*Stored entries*
• • •
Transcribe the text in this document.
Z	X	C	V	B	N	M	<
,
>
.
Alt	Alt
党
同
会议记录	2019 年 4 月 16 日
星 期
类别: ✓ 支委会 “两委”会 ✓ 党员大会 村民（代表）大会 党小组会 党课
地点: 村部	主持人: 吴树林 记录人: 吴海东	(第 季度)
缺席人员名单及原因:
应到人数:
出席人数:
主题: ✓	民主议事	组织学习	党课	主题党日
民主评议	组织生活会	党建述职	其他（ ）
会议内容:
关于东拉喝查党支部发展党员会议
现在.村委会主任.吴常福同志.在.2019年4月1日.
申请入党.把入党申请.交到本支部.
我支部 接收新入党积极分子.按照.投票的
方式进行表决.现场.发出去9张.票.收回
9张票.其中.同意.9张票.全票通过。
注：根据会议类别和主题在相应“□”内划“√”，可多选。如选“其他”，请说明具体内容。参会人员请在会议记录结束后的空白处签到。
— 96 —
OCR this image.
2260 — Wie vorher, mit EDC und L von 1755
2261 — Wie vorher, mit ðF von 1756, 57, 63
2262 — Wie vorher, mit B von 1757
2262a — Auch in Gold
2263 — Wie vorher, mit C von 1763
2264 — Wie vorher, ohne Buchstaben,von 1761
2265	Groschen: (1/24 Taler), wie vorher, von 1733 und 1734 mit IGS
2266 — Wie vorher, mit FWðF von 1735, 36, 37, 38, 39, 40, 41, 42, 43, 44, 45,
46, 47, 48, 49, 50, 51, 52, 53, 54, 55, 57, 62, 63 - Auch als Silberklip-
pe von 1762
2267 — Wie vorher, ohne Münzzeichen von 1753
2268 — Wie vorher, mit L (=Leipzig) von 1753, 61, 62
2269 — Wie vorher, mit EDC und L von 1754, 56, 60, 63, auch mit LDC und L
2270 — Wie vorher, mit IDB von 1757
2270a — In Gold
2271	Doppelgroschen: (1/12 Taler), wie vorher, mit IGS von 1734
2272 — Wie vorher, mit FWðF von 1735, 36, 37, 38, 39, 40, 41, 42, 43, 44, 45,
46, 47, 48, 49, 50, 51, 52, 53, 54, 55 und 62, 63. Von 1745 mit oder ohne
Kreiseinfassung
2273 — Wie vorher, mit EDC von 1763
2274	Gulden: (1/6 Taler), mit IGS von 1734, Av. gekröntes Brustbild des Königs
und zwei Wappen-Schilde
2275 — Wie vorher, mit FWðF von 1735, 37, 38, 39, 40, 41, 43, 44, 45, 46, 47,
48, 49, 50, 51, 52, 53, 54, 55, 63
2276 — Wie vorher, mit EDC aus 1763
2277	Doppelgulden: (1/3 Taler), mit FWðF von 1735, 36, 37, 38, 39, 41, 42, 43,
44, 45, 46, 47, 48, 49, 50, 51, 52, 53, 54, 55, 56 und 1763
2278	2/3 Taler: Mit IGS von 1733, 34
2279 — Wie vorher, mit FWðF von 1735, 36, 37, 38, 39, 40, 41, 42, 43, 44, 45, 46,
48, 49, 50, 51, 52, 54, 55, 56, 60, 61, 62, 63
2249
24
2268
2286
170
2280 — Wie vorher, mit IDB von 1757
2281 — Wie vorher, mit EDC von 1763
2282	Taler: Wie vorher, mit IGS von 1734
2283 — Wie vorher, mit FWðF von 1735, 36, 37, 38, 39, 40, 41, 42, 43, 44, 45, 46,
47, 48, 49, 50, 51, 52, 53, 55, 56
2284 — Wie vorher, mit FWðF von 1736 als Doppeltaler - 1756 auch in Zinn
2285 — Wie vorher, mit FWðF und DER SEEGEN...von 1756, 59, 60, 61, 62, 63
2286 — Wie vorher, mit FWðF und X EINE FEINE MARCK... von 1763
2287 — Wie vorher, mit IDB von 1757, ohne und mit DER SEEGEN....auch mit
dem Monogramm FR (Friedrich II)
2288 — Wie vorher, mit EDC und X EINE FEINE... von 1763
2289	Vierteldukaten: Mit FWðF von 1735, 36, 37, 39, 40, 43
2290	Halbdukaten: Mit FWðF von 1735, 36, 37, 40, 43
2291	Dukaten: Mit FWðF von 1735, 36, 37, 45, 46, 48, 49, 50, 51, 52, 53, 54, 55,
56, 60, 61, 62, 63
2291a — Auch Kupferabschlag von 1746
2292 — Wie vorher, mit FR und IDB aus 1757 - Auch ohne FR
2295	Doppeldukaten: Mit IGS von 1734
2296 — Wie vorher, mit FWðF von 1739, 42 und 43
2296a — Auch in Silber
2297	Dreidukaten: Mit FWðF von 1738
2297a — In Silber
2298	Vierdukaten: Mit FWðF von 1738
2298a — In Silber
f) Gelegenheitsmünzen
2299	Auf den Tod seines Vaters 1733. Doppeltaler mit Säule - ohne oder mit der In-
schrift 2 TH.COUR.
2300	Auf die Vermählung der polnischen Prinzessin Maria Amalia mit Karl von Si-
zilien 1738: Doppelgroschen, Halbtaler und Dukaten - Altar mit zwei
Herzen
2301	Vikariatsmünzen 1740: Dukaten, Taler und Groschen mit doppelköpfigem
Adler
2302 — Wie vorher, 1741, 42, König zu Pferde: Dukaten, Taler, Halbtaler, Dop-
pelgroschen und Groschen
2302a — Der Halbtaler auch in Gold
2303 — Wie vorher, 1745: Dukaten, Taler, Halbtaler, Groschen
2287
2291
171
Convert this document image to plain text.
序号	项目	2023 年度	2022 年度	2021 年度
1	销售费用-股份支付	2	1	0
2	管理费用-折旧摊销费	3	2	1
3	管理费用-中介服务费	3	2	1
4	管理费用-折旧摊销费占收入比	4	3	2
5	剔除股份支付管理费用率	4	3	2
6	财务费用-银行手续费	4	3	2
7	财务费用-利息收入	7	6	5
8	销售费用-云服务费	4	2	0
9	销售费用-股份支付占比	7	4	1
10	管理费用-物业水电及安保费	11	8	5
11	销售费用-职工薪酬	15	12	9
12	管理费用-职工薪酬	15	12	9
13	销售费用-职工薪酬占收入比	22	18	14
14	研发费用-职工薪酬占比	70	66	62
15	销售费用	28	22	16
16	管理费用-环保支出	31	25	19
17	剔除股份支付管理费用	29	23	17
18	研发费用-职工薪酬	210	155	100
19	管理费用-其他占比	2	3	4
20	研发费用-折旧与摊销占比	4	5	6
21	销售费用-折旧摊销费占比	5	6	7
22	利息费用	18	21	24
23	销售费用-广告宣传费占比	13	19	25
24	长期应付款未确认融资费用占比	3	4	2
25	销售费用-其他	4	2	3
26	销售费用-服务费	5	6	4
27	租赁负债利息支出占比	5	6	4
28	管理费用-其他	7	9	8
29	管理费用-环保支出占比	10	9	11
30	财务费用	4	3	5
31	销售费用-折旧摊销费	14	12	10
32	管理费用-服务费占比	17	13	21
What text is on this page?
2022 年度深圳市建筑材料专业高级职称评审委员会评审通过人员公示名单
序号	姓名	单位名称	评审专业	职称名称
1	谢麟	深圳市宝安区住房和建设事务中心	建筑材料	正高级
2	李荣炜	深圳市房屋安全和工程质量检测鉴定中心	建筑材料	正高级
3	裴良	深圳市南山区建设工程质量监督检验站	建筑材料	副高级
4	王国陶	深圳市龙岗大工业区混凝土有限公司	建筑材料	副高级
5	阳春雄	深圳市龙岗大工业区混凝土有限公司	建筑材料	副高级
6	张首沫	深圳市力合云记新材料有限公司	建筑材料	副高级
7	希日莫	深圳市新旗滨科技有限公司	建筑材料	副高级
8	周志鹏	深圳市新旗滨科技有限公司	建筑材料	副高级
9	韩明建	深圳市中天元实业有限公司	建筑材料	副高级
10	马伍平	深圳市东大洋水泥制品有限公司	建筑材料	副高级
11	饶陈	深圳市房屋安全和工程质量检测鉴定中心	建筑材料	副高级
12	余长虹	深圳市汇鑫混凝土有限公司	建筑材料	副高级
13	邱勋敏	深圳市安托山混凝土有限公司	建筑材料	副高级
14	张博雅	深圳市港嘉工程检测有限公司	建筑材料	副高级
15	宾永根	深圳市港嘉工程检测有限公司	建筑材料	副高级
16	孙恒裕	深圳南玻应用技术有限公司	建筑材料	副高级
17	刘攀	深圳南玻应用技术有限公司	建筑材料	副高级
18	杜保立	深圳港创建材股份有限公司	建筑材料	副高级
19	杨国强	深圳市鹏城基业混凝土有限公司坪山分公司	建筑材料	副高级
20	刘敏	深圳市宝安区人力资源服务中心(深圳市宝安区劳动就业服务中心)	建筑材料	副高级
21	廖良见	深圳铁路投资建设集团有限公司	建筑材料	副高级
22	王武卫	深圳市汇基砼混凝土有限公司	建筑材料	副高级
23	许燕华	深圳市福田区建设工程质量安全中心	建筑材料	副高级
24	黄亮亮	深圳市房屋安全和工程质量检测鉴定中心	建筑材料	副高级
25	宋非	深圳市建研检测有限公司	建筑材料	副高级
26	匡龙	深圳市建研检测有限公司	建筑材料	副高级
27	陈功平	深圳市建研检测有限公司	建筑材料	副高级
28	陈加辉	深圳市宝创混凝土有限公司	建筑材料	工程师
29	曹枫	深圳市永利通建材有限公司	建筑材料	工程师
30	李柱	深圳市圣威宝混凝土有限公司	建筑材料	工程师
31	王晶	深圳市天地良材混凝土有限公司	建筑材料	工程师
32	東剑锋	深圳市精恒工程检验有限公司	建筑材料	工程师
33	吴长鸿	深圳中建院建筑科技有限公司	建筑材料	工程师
• • •
*EXERCISE TASK*
Extract every line from the one containing "Convert this document image to plain text." to the end of the entries, including both of those lines, exactly as given and with nothing added.

*TASK ANSWER*
Convert this document image to plain text.
序号	项目	2023 年度	2022 年度	2021 年度
1	销售费用-股份支付	2	1	0
2	管理费用-折旧摊销费	3	2	1
3	管理费用-中介服务费	3	2	1
4	管理费用-折旧摊销费占收入比	4	3	2
5	剔除股份支付管理费用率	4	3	2
6	财务费用-银行手续费	4	3	2
7	财务费用-利息收入	7	6	5
8	销售费用-云服务费	4	2	0
9	销售费用-股份支付占比	7	4	1
10	管理费用-物业水电及安保费	11	8	5
11	销售费用-职工薪酬	15	12	9
12	管理费用-职工薪酬	15	12	9
13	销售费用-职工薪酬占收入比	22	18	14
14	研发费用-职工薪酬占比	70	66	62
15	销售费用	28	22	16
16	管理费用-环保支出	31	25	19
17	剔除股份支付管理费用	29	23	17
18	研发费用-职工薪酬	210	155	100
19	管理费用-其他占比	2	3	4
20	研发费用-折旧与摊销占比	4	5	6
21	销售费用-折旧摊销费占比	5	6	7
22	利息费用	18	21	24
23	销售费用-广告宣传费占比	13	19	25
24	长期应付款未确认融资费用占比	3	4	2
25	销售费用-其他	4	2	3
26	销售费用-服务费	5	6	4
27	租赁负债利息支出占比	5	6	4
28	管理费用-其他	7	9	8
29	管理费用-环保支出占比	10	9	11
30	财务费用	4	3	5
31	销售费用-折旧摊销费	14	12	10
32	管理费用-服务费占比	17	13	21
What text is on this page?
2022 年度深圳市建筑材料专业高级职称评审委员会评审通过人员公示名单
序号	姓名	单位名称	评审专业	职称名称
1	谢麟	深圳市宝安区住房和建设事务中心	建筑材料	正高级
2	李荣炜	深圳市房屋安全和工程质量检测鉴定中心	建筑材料	正高级
3	裴良	深圳市南山区建设工程质量监督检验站	建筑材料	副高级
4	王国陶	深圳市龙岗大工业区混凝土有限公司	建筑材料	副高级
5	阳春雄	深圳市龙岗大工业区混凝土有限公司	建筑材料	副高级
6	张首沫	深圳市力合云记新材料有限公司	建筑材料	副高级
7	希日莫	深圳市新旗滨科技有限公司	建筑材料	副高级
8	周志鹏	深圳市新旗滨科技有限公司	建筑材料	副高级
9	韩明建	深圳市中天元实业有限公司	建筑材料	副高级
10	马伍平	深圳市东大洋水泥制品有限公司	建筑材料	副高级
11	饶陈	深圳市房屋安全和工程质量检测鉴定中心	建筑材料	副高级
12	余长虹	深圳市汇鑫混凝土有限公司	建筑材料	副高级
13	邱勋敏	深圳市安托山混凝土有限公司	建筑材料	副高级
14	张博雅	深圳市港嘉工程检测有限公司	建筑材料	副高级
15	宾永根	深圳市港嘉工程检测有限公司	建筑材料	副高级
16	孙恒裕	深圳南玻应用技术有限公司	建筑材料	副高级
17	刘攀	深圳南玻应用技术有限公司	建筑材料	副高级
18	杜保立	深圳港创建材股份有限公司	建筑材料	副高级
19	杨国强	深圳市鹏城基业混凝土有限公司坪山分公司	建筑材料	副高级
20	刘敏	深圳市宝安区人力资源服务中心(深圳市宝安区劳动就业服务中心)	建筑材料	副高级
21	廖良见	深圳铁路投资建设集团有限公司	建筑材料	副高级
22	王武卫	深圳市汇基砼混凝土有限公司	建筑材料	副高级
23	许燕华	深圳市福田区建设工程质量安全中心	建筑材料	副高级
24	黄亮亮	深圳市房屋安全和工程质量检测鉴定中心	建筑材料	副高级
25	宋非	深圳市建研检测有限公司	建筑材料	副高级
26	匡龙	深圳市建研检测有限公司	建筑材料	副高级
27	陈功平	深圳市建研检测有限公司	建筑材料	副高级
28	陈加辉	深圳市宝创混凝土有限公司	建筑材料	工程师
29	曹枫	深圳市永利通建材有限公司	建筑材料	工程师
30	李柱	深圳市圣威宝混凝土有限公司	建筑材料	工程师
31	王晶	深圳市天地良材混凝土有限公司	建筑材料	工程师
32	東剑锋	深圳市精恒工程检验有限公司	建筑材料	工程师
33	吴长鸿	深圳中建院建筑科技有限公司	建筑材料	工程师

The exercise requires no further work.